[Stored items]

Begin

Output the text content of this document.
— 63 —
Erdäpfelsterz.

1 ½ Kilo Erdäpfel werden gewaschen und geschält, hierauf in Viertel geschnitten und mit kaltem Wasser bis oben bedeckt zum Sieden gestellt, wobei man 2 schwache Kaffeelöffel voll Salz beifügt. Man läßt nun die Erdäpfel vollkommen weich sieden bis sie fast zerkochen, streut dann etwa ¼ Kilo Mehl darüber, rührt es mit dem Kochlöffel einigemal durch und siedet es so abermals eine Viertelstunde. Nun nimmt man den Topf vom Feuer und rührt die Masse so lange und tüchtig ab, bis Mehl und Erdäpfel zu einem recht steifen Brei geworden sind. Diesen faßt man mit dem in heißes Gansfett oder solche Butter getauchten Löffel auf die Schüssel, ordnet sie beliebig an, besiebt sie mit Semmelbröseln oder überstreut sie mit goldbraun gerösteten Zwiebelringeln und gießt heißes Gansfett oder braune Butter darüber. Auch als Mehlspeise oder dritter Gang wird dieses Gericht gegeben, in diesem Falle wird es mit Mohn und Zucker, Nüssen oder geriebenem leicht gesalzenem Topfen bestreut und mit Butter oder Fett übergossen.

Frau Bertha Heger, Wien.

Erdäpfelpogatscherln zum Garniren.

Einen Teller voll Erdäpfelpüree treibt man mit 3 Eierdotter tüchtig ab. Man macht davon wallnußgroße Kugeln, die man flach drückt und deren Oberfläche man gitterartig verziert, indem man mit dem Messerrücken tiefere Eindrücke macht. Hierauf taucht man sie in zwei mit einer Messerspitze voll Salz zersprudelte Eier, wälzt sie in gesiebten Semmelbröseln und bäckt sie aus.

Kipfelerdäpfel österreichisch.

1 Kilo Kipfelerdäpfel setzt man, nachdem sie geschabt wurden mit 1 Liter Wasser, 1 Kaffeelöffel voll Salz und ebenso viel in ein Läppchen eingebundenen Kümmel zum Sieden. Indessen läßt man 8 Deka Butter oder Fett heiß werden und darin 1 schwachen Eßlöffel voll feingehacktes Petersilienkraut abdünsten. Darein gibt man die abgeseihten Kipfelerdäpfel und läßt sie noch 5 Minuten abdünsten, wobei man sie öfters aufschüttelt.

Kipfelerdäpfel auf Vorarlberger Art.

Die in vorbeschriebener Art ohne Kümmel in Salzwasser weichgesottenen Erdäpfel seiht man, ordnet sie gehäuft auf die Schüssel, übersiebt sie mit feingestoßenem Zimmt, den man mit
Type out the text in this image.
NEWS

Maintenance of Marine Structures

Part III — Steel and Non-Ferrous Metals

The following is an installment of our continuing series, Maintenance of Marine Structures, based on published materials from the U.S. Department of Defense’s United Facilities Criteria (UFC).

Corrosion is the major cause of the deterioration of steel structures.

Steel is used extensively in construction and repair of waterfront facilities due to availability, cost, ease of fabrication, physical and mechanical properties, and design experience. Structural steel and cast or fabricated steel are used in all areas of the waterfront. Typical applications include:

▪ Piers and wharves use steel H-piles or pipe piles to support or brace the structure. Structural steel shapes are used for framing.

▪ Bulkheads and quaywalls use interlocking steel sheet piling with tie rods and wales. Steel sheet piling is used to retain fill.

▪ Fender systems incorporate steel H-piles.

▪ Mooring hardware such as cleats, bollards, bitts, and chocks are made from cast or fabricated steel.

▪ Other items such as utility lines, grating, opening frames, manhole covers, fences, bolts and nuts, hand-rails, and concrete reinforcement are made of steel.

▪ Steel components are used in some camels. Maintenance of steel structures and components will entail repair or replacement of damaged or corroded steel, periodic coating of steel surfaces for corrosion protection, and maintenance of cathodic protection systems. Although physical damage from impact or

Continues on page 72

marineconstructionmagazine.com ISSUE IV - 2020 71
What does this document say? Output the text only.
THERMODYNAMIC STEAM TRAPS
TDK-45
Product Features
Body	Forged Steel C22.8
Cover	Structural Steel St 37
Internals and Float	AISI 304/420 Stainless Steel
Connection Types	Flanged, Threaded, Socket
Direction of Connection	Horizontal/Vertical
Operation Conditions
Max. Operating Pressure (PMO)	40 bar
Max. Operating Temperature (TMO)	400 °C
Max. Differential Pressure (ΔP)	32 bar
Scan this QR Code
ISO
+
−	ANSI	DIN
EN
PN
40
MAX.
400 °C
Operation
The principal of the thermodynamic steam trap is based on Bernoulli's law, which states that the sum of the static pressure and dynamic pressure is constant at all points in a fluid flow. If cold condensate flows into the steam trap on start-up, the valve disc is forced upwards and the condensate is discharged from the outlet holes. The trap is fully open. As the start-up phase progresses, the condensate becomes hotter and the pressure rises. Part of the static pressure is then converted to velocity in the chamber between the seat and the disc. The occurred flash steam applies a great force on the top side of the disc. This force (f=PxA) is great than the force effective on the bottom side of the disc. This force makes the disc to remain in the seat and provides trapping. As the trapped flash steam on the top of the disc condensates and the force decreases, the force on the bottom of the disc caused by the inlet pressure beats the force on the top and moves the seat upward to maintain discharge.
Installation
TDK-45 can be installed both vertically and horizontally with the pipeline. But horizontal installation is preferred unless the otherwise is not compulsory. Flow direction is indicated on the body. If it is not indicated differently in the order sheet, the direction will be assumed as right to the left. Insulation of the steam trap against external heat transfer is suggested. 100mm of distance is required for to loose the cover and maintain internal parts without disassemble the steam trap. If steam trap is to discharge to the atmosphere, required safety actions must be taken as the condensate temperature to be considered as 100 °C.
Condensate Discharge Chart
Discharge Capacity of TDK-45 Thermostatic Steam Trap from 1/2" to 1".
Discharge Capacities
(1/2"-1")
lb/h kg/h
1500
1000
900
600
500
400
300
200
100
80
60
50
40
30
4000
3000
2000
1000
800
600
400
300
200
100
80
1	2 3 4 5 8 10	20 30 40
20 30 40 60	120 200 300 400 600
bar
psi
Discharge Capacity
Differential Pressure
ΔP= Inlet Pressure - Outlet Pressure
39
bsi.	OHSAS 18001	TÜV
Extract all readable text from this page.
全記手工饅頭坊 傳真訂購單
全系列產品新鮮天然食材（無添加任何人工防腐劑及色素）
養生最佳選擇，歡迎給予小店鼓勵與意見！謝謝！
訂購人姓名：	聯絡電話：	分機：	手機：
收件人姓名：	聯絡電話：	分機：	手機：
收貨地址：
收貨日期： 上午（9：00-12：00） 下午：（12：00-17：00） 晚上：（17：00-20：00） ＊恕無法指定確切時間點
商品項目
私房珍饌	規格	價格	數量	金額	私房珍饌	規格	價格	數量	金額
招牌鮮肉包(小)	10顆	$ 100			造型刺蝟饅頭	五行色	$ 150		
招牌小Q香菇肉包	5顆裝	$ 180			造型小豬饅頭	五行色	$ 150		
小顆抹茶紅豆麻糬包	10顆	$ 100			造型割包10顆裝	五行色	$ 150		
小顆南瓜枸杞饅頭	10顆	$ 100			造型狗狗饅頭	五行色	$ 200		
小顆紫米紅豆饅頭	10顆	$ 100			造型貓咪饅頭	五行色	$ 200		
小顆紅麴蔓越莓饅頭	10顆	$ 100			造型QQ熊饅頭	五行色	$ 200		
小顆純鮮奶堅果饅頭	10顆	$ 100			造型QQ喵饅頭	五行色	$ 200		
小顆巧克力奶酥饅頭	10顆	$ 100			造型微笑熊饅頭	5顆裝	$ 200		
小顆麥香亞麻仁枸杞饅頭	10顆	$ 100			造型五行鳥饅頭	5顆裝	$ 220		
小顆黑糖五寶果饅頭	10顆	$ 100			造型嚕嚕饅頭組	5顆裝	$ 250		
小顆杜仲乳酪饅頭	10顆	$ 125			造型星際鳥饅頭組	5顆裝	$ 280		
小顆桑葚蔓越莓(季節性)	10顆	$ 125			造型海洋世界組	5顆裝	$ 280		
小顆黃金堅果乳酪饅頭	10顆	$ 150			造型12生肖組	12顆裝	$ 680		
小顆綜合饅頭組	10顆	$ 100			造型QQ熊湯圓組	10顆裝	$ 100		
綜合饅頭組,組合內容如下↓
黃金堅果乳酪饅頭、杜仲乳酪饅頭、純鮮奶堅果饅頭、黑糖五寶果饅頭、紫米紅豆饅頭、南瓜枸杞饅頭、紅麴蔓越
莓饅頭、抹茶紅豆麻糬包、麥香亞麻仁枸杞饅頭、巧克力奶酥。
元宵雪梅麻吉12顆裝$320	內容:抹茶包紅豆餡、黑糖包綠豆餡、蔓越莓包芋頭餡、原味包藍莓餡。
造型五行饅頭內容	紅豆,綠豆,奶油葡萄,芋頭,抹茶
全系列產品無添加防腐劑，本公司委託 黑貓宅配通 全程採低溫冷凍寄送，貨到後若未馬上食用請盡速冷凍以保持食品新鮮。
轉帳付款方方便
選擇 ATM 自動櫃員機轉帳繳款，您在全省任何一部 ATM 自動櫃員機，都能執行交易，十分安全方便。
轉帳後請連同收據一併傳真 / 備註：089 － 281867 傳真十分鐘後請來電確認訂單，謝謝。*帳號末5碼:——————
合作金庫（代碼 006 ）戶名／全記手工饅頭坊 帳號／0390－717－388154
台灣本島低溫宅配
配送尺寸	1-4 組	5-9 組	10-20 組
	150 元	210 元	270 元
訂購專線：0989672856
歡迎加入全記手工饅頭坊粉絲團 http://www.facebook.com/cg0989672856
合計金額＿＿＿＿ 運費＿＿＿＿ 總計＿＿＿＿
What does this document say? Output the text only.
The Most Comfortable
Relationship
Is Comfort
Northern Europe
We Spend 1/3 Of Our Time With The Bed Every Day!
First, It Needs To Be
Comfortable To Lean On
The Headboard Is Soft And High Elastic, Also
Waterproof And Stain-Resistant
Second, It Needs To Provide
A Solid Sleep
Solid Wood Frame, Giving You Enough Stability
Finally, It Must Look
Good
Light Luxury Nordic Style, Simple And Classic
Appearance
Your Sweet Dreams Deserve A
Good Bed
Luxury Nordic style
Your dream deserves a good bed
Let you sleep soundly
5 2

End

In the listing above, count each line that holds the string "Nordic". Give the number only.

In response> 2